:: Data rows ::

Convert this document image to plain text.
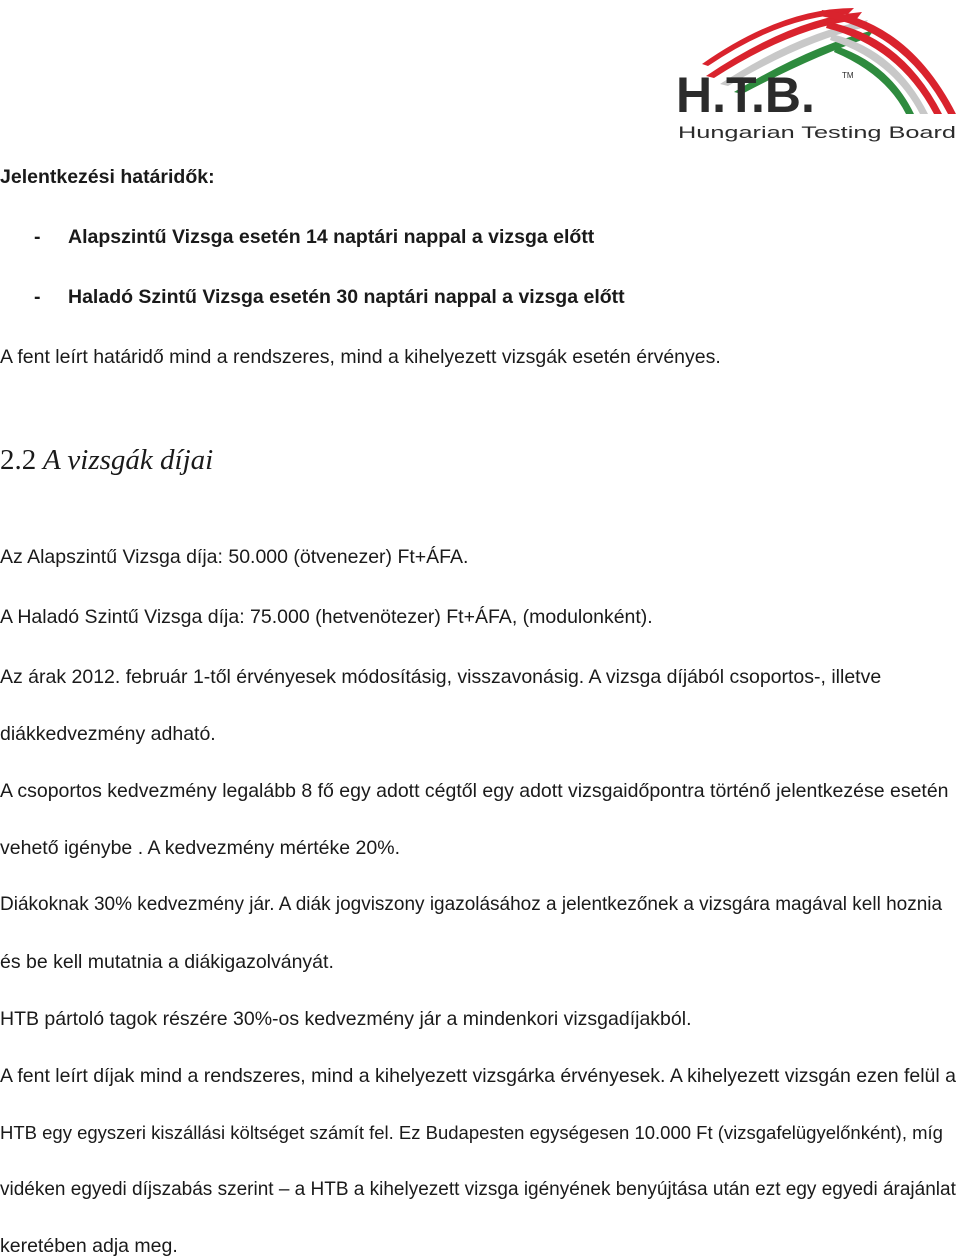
H.T.B.	TM
Hungarian Testing Board
Jelentkezési határidők:
- Alapszintű Vizsga esetén 14 naptári nappal a vizsga előtt
- Haladó Szintű Vizsga esetén 30 naptári nappal a vizsga előtt
A fent leírt határidő mind a rendszeres, mind a kihelyezett vizsgák esetén érvényes.
2.2 A vizsgák díjai
Az Alapszintű Vizsga díja: 50.000 (ötvenezer) Ft+ÁFA.
A Haladó Szintű Vizsga díja: 75.000 (hetvenötezer) Ft+ÁFA, (modulonként).
Az árak 2012. február 1-től érvényesek módosításig, visszavonásig. A vizsga díjából csoportos-, illetve
diákkedvezmény adható.
A csoportos kedvezmény legalább 8 fő egy adott cégtől egy adott vizsgaidőpontra történő jelentkezése esetén
vehető igénybe . A kedvezmény mértéke 20%.
Diákoknak 30% kedvezmény jár. A diák jogviszony igazolásához a jelentkezőnek a vizsgára magával kell hoznia
és be kell mutatnia a diákigazolványát.
HTB pártoló tagok részére 30%-os kedvezmény jár a mindenkori vizsgadíjakból.
A fent leírt díjak mind a rendszeres, mind a kihelyezett vizsgárka érvényesek. A kihelyezett vizsgán ezen felül a
HTB egy egyszeri kiszállási költséget számít fel. Ez Budapesten egységesen 10.000 Ft (vizsgafelügyelőnként), míg
vidéken egyedi díjszabás szerint – a HTB a kihelyezett vizsga igényének benyújtása után ezt egy egyedi árajánlat
keretében adja meg.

:::

Working from the material above, state how many lines contain "fent"; give only the number.

» Solved exercise: 2